Exercise
From the listing below, select every line where the word "JSON" appears.

Data in this exercise

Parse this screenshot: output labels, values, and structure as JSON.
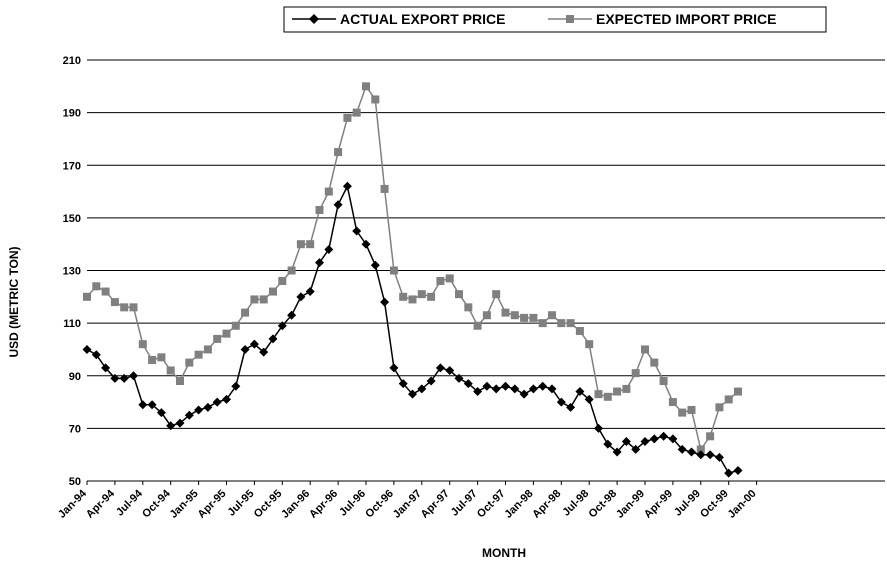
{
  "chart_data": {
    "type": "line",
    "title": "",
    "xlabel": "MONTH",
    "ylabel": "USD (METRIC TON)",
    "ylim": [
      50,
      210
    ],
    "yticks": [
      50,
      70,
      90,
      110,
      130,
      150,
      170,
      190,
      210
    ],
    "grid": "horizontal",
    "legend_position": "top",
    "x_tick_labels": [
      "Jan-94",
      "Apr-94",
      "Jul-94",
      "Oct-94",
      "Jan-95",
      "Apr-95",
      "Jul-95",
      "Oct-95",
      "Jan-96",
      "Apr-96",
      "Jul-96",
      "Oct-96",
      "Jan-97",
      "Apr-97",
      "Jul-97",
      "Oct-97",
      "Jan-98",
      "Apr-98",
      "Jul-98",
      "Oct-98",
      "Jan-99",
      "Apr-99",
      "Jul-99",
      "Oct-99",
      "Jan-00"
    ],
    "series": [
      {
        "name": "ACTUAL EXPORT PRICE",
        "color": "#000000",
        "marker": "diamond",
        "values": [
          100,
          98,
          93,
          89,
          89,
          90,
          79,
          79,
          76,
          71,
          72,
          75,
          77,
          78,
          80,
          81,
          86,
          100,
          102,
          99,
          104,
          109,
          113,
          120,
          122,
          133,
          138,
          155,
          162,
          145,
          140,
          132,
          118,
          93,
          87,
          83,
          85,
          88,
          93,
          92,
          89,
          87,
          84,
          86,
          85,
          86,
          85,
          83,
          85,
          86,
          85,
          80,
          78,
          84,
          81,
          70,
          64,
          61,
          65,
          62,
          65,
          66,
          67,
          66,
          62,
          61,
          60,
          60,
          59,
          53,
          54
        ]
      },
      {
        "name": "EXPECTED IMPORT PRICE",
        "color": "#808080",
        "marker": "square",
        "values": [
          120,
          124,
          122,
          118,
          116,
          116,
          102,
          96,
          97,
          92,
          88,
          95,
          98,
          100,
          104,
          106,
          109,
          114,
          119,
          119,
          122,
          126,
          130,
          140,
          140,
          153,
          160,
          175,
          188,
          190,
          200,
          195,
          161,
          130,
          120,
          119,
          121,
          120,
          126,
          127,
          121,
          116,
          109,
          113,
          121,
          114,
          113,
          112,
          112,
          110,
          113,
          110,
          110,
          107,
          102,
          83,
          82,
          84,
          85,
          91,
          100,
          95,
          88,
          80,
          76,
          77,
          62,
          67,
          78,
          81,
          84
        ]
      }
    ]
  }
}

---

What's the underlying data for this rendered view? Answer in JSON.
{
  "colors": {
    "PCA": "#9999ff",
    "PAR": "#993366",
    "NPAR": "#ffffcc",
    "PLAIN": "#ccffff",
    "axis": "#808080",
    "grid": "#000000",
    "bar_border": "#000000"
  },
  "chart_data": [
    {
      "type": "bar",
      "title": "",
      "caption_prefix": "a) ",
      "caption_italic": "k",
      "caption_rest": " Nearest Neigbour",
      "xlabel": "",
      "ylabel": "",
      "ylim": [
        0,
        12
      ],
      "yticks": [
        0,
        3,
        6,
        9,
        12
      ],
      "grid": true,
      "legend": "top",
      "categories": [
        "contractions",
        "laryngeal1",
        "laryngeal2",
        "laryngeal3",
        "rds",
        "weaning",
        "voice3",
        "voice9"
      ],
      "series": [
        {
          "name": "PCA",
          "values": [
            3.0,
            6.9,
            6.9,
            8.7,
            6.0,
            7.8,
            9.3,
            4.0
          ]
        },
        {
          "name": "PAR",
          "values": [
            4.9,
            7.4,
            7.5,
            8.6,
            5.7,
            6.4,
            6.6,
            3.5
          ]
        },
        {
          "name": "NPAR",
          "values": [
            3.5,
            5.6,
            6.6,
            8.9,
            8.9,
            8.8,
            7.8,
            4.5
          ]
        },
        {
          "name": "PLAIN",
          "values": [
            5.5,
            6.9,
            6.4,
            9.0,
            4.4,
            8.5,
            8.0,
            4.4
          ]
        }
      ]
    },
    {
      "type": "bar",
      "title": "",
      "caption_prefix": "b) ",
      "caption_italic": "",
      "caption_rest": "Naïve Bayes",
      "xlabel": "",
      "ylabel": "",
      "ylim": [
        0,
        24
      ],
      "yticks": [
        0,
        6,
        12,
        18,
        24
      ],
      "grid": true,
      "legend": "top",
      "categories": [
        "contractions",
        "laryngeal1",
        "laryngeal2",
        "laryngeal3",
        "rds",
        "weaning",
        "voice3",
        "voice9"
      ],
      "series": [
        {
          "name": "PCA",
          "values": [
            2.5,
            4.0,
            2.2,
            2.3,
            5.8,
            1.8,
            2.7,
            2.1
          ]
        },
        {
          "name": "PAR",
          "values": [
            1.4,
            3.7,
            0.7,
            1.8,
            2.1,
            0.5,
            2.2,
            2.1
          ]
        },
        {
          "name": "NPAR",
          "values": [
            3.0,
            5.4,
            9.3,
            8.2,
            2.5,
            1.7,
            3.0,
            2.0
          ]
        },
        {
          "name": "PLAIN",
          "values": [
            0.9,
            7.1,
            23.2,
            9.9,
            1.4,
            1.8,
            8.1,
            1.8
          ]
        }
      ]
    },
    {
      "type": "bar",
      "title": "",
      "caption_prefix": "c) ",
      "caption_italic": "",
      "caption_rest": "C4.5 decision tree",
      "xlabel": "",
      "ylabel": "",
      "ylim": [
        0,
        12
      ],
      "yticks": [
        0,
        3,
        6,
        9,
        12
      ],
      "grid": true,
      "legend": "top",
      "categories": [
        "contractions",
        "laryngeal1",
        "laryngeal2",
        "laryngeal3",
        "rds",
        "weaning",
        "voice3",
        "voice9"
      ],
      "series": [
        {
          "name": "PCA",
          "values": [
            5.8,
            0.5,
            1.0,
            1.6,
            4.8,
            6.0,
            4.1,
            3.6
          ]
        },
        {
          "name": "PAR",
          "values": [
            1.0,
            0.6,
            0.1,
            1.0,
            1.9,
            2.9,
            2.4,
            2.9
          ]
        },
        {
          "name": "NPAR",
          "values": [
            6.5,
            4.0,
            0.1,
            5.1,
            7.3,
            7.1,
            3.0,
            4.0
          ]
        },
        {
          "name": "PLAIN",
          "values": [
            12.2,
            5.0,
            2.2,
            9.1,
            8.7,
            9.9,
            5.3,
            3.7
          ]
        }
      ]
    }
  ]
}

* * *

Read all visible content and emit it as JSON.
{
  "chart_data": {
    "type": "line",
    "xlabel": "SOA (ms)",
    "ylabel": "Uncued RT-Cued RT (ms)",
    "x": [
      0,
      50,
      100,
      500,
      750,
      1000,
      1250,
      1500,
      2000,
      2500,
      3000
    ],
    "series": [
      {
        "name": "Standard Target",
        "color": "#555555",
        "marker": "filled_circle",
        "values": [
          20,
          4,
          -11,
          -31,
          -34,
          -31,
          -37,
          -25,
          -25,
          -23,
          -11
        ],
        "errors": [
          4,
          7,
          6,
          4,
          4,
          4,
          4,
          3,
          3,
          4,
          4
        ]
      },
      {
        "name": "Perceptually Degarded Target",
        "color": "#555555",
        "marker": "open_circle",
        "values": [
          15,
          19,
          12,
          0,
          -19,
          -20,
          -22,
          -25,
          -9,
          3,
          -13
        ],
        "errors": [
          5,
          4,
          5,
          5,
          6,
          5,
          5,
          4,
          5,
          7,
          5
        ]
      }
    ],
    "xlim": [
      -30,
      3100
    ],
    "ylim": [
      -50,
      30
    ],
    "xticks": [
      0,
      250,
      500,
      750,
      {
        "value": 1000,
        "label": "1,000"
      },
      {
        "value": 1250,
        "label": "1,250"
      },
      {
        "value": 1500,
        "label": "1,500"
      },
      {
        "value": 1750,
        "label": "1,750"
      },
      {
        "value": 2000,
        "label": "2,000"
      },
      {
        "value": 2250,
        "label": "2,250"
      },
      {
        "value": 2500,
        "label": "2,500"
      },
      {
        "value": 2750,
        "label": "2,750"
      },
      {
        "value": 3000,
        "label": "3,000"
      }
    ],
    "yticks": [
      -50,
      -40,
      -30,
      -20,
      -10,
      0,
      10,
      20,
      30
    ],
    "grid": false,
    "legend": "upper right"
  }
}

Written response
Parse this screenshot: output labels, values, and structure as JSON.
What's the underlying data for this rendered view? Answer in JSON.
Read all visible content and emit it as JSON.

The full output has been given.